### Collected data
-*-

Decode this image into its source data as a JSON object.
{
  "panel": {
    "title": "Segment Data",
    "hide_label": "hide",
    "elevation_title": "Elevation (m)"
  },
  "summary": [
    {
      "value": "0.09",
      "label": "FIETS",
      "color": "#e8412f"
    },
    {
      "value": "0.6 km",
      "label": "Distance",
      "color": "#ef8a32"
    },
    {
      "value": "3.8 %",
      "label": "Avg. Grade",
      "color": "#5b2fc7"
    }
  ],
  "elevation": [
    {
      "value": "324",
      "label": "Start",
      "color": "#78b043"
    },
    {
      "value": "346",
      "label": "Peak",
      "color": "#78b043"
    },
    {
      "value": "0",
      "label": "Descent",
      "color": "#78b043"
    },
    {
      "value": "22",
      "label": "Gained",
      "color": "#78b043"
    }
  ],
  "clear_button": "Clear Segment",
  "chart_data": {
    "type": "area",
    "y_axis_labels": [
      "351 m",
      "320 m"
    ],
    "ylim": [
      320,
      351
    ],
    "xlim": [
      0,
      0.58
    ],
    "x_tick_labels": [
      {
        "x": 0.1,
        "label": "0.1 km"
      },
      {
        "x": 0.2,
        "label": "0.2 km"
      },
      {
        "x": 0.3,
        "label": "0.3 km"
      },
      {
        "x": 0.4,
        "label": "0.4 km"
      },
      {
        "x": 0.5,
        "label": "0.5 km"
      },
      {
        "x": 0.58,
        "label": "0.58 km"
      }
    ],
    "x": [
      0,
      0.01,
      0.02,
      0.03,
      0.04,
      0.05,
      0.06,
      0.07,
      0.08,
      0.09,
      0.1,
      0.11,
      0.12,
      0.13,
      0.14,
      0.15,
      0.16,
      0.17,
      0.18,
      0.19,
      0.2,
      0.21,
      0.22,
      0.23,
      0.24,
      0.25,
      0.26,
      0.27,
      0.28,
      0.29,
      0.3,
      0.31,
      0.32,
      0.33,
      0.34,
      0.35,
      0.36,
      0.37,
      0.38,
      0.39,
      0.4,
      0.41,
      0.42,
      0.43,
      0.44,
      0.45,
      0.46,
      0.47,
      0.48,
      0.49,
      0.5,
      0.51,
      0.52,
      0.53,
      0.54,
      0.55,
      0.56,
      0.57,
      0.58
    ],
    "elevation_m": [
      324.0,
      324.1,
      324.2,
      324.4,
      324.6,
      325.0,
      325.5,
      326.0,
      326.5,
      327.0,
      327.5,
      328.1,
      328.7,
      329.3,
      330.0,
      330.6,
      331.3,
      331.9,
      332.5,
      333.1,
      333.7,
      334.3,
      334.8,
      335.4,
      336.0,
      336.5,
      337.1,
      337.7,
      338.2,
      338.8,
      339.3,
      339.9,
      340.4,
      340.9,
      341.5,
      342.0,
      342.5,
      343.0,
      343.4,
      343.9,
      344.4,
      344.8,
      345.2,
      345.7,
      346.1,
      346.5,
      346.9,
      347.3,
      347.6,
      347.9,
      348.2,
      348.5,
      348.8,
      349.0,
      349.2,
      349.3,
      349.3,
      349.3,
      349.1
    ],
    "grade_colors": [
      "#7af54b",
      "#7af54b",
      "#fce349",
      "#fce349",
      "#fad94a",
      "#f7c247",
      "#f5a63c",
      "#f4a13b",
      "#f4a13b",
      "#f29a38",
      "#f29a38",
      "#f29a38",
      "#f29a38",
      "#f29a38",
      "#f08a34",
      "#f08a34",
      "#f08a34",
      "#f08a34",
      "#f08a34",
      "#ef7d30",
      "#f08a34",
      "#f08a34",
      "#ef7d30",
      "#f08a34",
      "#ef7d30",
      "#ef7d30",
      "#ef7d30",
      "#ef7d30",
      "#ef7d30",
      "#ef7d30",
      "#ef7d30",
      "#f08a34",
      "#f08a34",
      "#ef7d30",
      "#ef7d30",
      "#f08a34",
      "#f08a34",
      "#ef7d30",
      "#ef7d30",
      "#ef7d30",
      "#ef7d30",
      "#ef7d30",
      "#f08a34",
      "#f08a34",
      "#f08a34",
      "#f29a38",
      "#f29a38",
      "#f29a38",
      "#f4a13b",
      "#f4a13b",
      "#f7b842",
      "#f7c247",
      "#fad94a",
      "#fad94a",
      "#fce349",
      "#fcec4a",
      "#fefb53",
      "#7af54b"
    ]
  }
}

-*-

### PROBLEM STATEMENT
Copy all of the material word for word.

### EXERCISE RESPONSE
Decode this image into its source data as a JSON object.
{
  "panel": {
    "title": "Segment Data",
    "hide_label": "hide",
    "elevation_title": "Elevation (m)"
  },
  "summary": [
    {
      "value": "0.09",
      "label": "FIETS",
      "color": "#e8412f"
    },
    {
      "value": "0.6 km",
      "label": "Distance",
      "color": "#ef8a32"
    },
    {
      "value": "3.8 %",
      "label": "Avg. Grade",
      "color": "#5b2fc7"
    }
  ],
  "elevation": [
    {
      "value": "324",
      "label": "Start",
      "color": "#78b043"
    },
    {
      "value": "346",
      "label": "Peak",
      "color": "#78b043"
    },
    {
      "value": "0",
      "label": "Descent",
      "color": "#78b043"
    },
    {
      "value": "22",
      "label": "Gained",
      "color": "#78b043"
    }
  ],
  "clear_button": "Clear Segment",
  "chart_data": {
    "type": "area",
    "y_axis_labels": [
      "351 m",
      "320 m"
    ],
    "ylim": [
      320,
      351
    ],
    "xlim": [
      0,
      0.58
    ],
    "x_tick_labels": [
      {
        "x": 0.1,
        "label": "0.1 km"
      },
      {
        "x": 0.2,
        "label": "0.2 km"
      },
      {
        "x": 0.3,
        "label": "0.3 km"
      },
      {
        "x": 0.4,
        "label": "0.4 km"
      },
      {
        "x": 0.5,
        "label": "0.5 km"
      },
      {
        "x": 0.58,
        "label": "0.58 km"
      }
    ],
    "x": [
      0,
      0.01,
      0.02,
      0.03,
      0.04,
      0.05,
      0.06,
      0.07,
      0.08,
      0.09,
      0.1,
      0.11,
      0.12,
      0.13,
      0.14,
      0.15,
      0.16,
      0.17,
      0.18,
      0.19,
      0.2,
      0.21,
      0.22,
      0.23,
      0.24,
      0.25,
      0.26,
      0.27,
      0.28,
      0.29,
      0.3,
      0.31,
      0.32,
      0.33,
      0.34,
      0.35,
      0.36,
      0.37,
      0.38,
      0.39,
      0.4,
      0.41,
      0.42,
      0.43,
      0.44,
      0.45,
      0.46,
      0.47,
      0.48,
      0.49,
      0.5,
      0.51,
      0.52,
      0.53,
      0.54,
      0.55,
      0.56,
      0.57,
      0.58
    ],
    "elevation_m": [
      324.0,
      324.1,
      324.2,
      324.4,
      324.6,
      325.0,
      325.5,
      326.0,
      326.5,
      327.0,
      327.5,
      328.1,
      328.7,
      329.3,
      330.0,
      330.6,
      331.3,
      331.9,
      332.5,
      333.1,
      333.7,
      334.3,
      334.8,
      335.4,
      336.0,
      336.5,
      337.1,
      337.7,
      338.2,
      338.8,
      339.3,
      339.9,
      340.4,
      340.9,
      341.5,
      342.0,
      342.5,
      343.0,
      343.4,
      343.9,
      344.4,
      344.8,
      345.2,
      345.7,
      346.1,
      346.5,
      346.9,
      347.3,
      347.6,
      347.9,
      348.2,
      348.5,
      348.8,
      349.0,
      349.2,
      349.3,
      349.3,
      349.3,
      349.1
    ],
    "grade_colors": [
      "#7af54b",
      "#7af54b",
      "#fce349",
      "#fce349",
      "#fad94a",
      "#f7c247",
      "#f5a63c",
      "#f4a13b",
      "#f4a13b",
      "#f29a38",
      "#f29a38",
      "#f29a38",
      "#f29a38",
      "#f29a38",
      "#f08a34",
      "#f08a34",
      "#f08a34",
      "#f08a34",
      "#f08a34",
      "#ef7d30",
      "#f08a34",
      "#f08a34",
      "#ef7d30",
      "#f08a34",
      "#ef7d30",
      "#ef7d30",
      "#ef7d30",
      "#ef7d30",
      "#ef7d30",
      "#ef7d30",
      "#ef7d30",
      "#f08a34",
      "#f08a34",
      "#ef7d30",
      "#ef7d30",
      "#f08a34",
      "#f08a34",
      "#ef7d30",
      "#ef7d30",
      "#ef7d30",
      "#ef7d30",
      "#ef7d30",
      "#f08a34",
      "#f08a34",
      "#f08a34",
      "#f29a38",
      "#f29a38",
      "#f29a38",
      "#f4a13b",
      "#f4a13b",
      "#f7b842",
      "#f7c247",
      "#fad94a",
      "#fad94a",
      "#fce349",
      "#fcec4a",
      "#fefb53",
      "#7af54b"
    ]
  }
}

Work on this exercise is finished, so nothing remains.